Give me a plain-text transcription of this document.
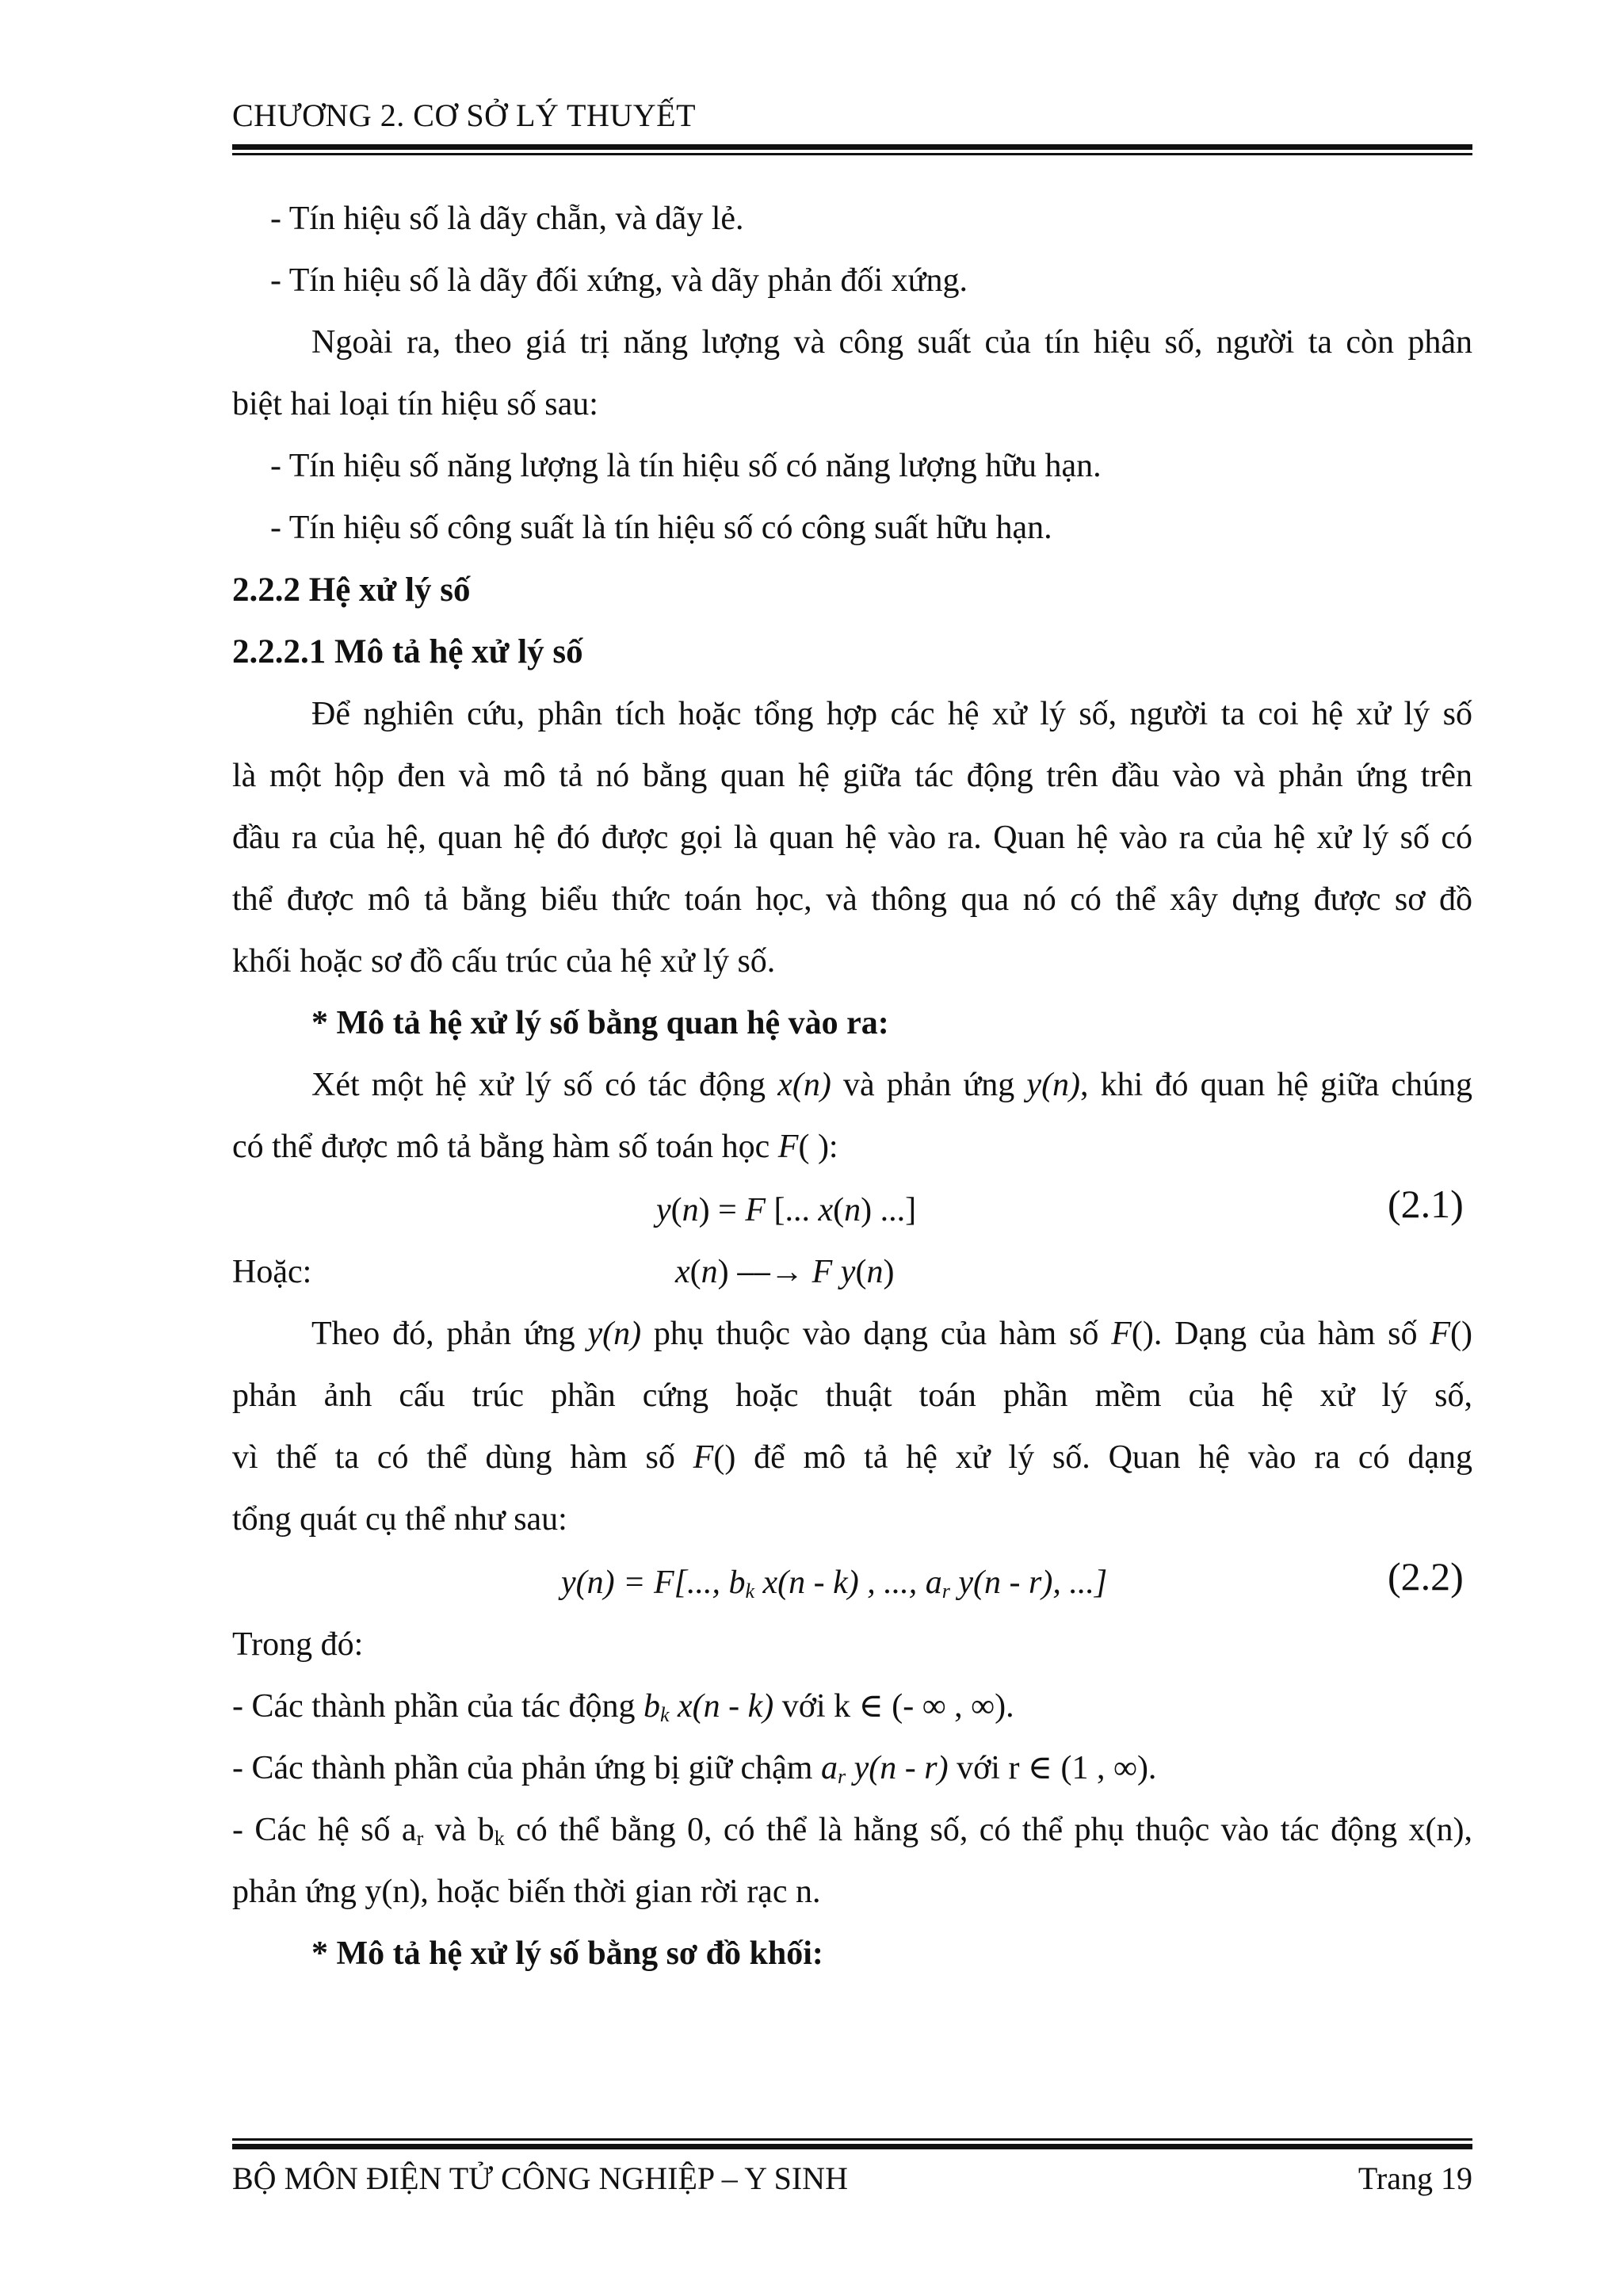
CHƯƠNG 2. CƠ SỞ LÝ THUYẾT
- Tín hiệu số là dãy chẵn, và dãy lẻ.
- Tín hiệu số là dãy đối xứng, và dãy phản đối xứng.
Ngoài ra, theo giá trị năng lượng và công suất của tín hiệu số, người ta còn phân
biệt hai loại tín hiệu số sau:
- Tín hiệu số năng lượng là tín hiệu số có năng lượng hữu hạn.
- Tín hiệu số công suất là tín hiệu số có công suất hữu hạn.
2.2.2 Hệ xử lý số
2.2.2.1 Mô tả hệ xử lý số
Để nghiên cứu, phân tích hoặc tổng hợp các hệ xử lý số, người ta coi hệ xử lý số
là một hộp đen và mô tả nó bằng quan hệ giữa tác động trên đầu vào và phản ứng trên
đầu ra của hệ, quan hệ đó được gọi là quan hệ vào ra. Quan hệ vào ra của hệ xử lý số có
thể được mô tả bằng biểu thức toán học, và thông qua nó có thể xây dựng được sơ đồ
khối hoặc sơ đồ cấu trúc của hệ xử lý số.
* Mô tả hệ xử lý số bằng quan hệ vào ra:
Xét một hệ xử lý số có tác động x(n) và phản ứng y(n), khi đó quan hệ giữa chúng
có thể được mô tả bằng hàm số toán học F( ):
y(n) = F [... x(n) ...]	(2.1)
Hoặc:	x(n) ⎯⎯→ F y(n)
Theo đó, phản ứng y(n) phụ thuộc vào dạng của hàm số F(). Dạng của hàm số F()
phản ảnh cấu trúc phần cứng hoặc thuật toán phần mềm của hệ xử lý số,
vì thế ta có thể dùng hàm số F() để mô tả hệ xử lý số. Quan hệ vào ra có dạng
tổng quát cụ thể như sau:
y(n) = F[..., $b_k$ x(n - k) , ..., $a_r$ y(n - r), ...]	(2.2)
Trong đó:
- Các thành phần của tác động $b_k$ x(n - k) với k ∈ (- ∞ , ∞).
- Các thành phần của phản ứng bị giữ chậm $a_r$ y(n - r) với r ∈ (1 , ∞).
- Các hệ số $a_r$ và $b_k$ có thể bằng 0, có thể là hằng số, có thể phụ thuộc vào tác động x(n),
phản ứng y(n), hoặc biến thời gian rời rạc n.
* Mô tả hệ xử lý số bằng sơ đồ khối:
BỘ MÔN ĐIỆN TỬ CÔNG NGHIỆP – Y SINH	Trang 19
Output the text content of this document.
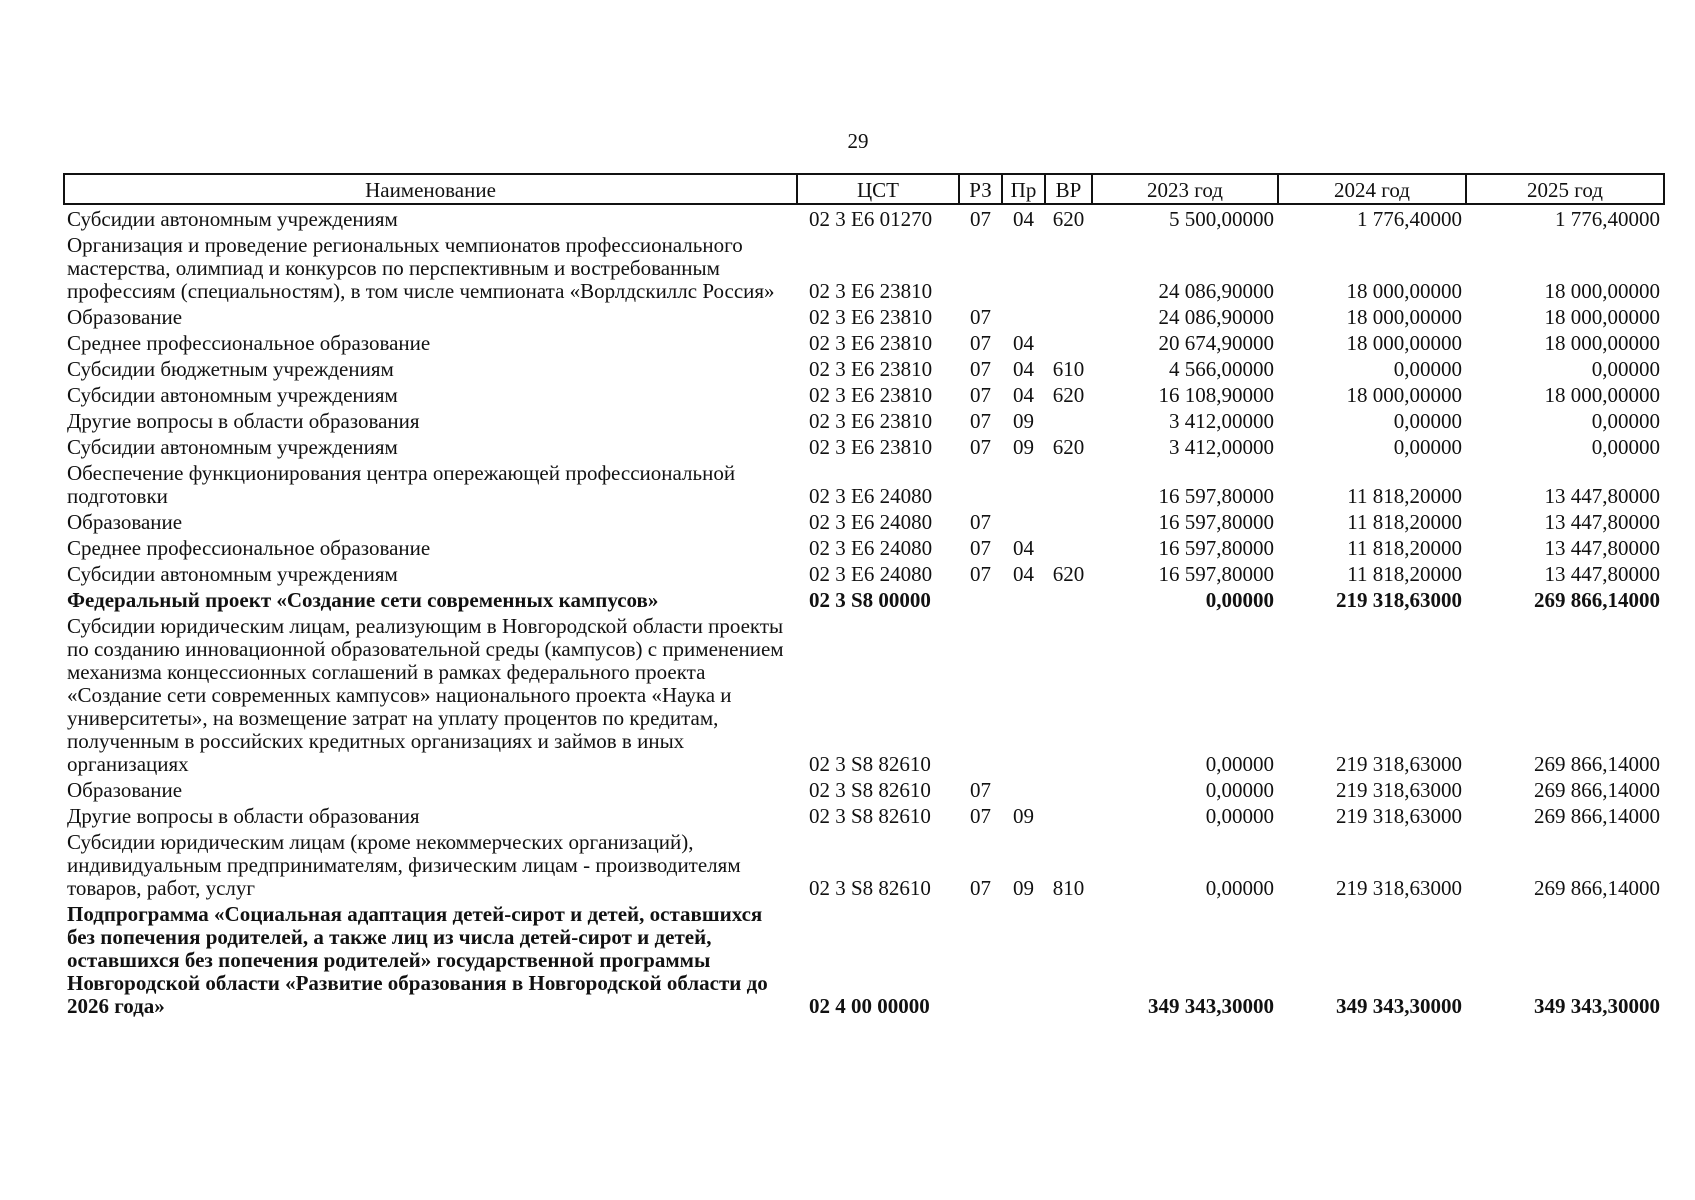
29
Наименование	ЦСТ	РЗ	Пр	ВР	2023 год	2024 год	2025 год
Субсидии автономным учреждениям	02 3 Е6 01270	07	04	620	5 500,00000	1 776,40000	1 776,40000
Организация и проведение региональных чемпионатов профессионального мастерства, олимпиад и конкурсов по перспективным и востребованным профессиям (специальностям), в том числе чемпионата «Ворлдскиллс Россия»	02 3 Е6 23810				24 086,90000	18 000,00000	18 000,00000
Образование	02 3 Е6 23810	07			24 086,90000	18 000,00000	18 000,00000
Среднее профессиональное образование	02 3 Е6 23810	07	04		20 674,90000	18 000,00000	18 000,00000
Субсидии бюджетным учреждениям	02 3 Е6 23810	07	04	610	4 566,00000	0,00000	0,00000
Субсидии автономным учреждениям	02 3 Е6 23810	07	04	620	16 108,90000	18 000,00000	18 000,00000
Другие вопросы в области образования	02 3 Е6 23810	07	09		3 412,00000	0,00000	0,00000
Субсидии автономным учреждениям	02 3 Е6 23810	07	09	620	3 412,00000	0,00000	0,00000
Обеспечение функционирования центра опережающей профессиональной подготовки	02 3 Е6 24080				16 597,80000	11 818,20000	13 447,80000
Образование	02 3 Е6 24080	07			16 597,80000	11 818,20000	13 447,80000
Среднее профессиональное образование	02 3 Е6 24080	07	04		16 597,80000	11 818,20000	13 447,80000
Субсидии автономным учреждениям	02 3 Е6 24080	07	04	620	16 597,80000	11 818,20000	13 447,80000
Федеральный проект «Создание сети современных кампусов»	02 3 S8 00000				0,00000	219 318,63000	269 866,14000
Субсидии юридическим лицам, реализующим в Новгородской области проекты по созданию инновационной образовательной среды (кампусов) с применением механизма концессионных соглашений в рамках федерального проекта «Создание сети современных кампусов» национального проекта «Наука и университеты», на возмещение затрат на уплату процентов по кредитам, полученным в российских кредитных организациях и займов в иных организациях	02 3 S8 82610				0,00000	219 318,63000	269 866,14000
Образование	02 3 S8 82610	07			0,00000	219 318,63000	269 866,14000
Другие вопросы в области образования	02 3 S8 82610	07	09		0,00000	219 318,63000	269 866,14000
Субсидии юридическим лицам (кроме некоммерческих организаций), индивидуальным предпринимателям, физическим лицам - производителям товаров, работ, услуг	02 3 S8 82610	07	09	810	0,00000	219 318,63000	269 866,14000
Подпрограмма «Социальная адаптация детей-сирот и детей, оставшихся без попечения родителей, а также лиц из числа детей-сирот и детей, оставшихся без попечения родителей» государственной программы Новгородской области «Развитие образования в Новгородской области до 2026 года»	02 4 00 00000				349 343,30000	349 343,30000	349 343,30000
══════════════════════════════
Track down the lines that include the word "thành" and copy them.

**Solution below:**
- Các thành phần của tác động $b_k$ x(n - k) với k ∈ (- ∞ , ∞).
- Các thành phần của phản ứng bị giữ chậm $a_r$ y(n - r) với r ∈ (1 , ∞).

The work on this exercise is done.